> GIVEN REQUEST: Below is a block of data; give all of it again word for word.

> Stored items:
........

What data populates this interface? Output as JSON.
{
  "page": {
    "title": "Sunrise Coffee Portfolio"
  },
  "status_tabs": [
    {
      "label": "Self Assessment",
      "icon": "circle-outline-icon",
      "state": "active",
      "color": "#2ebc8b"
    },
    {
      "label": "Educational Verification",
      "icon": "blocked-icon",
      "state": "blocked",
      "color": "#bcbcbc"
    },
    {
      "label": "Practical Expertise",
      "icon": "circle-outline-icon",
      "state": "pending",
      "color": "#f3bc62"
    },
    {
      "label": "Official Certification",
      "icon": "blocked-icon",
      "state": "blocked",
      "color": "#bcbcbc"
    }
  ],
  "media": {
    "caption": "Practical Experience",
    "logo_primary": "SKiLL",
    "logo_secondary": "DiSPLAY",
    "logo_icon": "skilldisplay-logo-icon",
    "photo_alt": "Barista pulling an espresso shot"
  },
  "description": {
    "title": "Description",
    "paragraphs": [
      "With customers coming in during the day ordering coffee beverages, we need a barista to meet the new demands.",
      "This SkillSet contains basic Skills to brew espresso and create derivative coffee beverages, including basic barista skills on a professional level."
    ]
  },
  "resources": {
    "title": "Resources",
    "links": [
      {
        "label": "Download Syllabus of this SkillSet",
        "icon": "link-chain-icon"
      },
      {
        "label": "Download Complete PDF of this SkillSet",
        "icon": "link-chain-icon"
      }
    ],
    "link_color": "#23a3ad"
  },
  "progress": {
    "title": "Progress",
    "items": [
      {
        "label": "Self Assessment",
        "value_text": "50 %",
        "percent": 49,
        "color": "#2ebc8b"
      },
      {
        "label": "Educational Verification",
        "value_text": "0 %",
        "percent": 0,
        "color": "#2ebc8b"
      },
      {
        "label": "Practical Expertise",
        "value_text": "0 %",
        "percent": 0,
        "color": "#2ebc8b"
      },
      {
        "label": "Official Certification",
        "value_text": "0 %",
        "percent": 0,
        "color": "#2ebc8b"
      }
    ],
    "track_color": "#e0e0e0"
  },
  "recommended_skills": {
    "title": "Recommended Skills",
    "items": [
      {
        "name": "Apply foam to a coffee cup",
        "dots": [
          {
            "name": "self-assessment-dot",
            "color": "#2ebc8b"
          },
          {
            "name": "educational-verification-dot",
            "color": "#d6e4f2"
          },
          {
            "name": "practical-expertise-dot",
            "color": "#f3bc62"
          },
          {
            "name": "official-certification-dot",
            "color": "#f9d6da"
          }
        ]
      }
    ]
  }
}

........

> THE REPLY:
What data populates this interface? Output as JSON.
{
  "page": {
    "title": "Sunrise Coffee Portfolio"
  },
  "status_tabs": [
    {
      "label": "Self Assessment",
      "icon": "circle-outline-icon",
      "state": "active",
      "color": "#2ebc8b"
    },
    {
      "label": "Educational Verification",
      "icon": "blocked-icon",
      "state": "blocked",
      "color": "#bcbcbc"
    },
    {
      "label": "Practical Expertise",
      "icon": "circle-outline-icon",
      "state": "pending",
      "color": "#f3bc62"
    },
    {
      "label": "Official Certification",
      "icon": "blocked-icon",
      "state": "blocked",
      "color": "#bcbcbc"
    }
  ],
  "media": {
    "caption": "Practical Experience",
    "logo_primary": "SKiLL",
    "logo_secondary": "DiSPLAY",
    "logo_icon": "skilldisplay-logo-icon",
    "photo_alt": "Barista pulling an espresso shot"
  },
  "description": {
    "title": "Description",
    "paragraphs": [
      "With customers coming in during the day ordering coffee beverages, we need a barista to meet the new demands.",
      "This SkillSet contains basic Skills to brew espresso and create derivative coffee beverages, including basic barista skills on a professional level."
    ]
  },
  "resources": {
    "title": "Resources",
    "links": [
      {
        "label": "Download Syllabus of this SkillSet",
        "icon": "link-chain-icon"
      },
      {
        "label": "Download Complete PDF of this SkillSet",
        "icon": "link-chain-icon"
      }
    ],
    "link_color": "#23a3ad"
  },
  "progress": {
    "title": "Progress",
    "items": [
      {
        "label": "Self Assessment",
        "value_text": "50 %",
        "percent": 49,
        "color": "#2ebc8b"
      },
      {
        "label": "Educational Verification",
        "value_text": "0 %",
        "percent": 0,
        "color": "#2ebc8b"
      },
      {
        "label": "Practical Expertise",
        "value_text": "0 %",
        "percent": 0,
        "color": "#2ebc8b"
      },
      {
        "label": "Official Certification",
        "value_text": "0 %",
        "percent": 0,
        "color": "#2ebc8b"
      }
    ],
    "track_color": "#e0e0e0"
  },
  "recommended_skills": {
    "title": "Recommended Skills",
    "items": [
      {
        "name": "Apply foam to a coffee cup",
        "dots": [
          {
            "name": "self-assessment-dot",
            "color": "#2ebc8b"
          },
          {
            "name": "educational-verification-dot",
            "color": "#d6e4f2"
          },
          {
            "name": "practical-expertise-dot",
            "color": "#f3bc62"
          },
          {
            "name": "official-certification-dot",
            "color": "#f9d6da"
          }
        ]
      }
    ]
  }
}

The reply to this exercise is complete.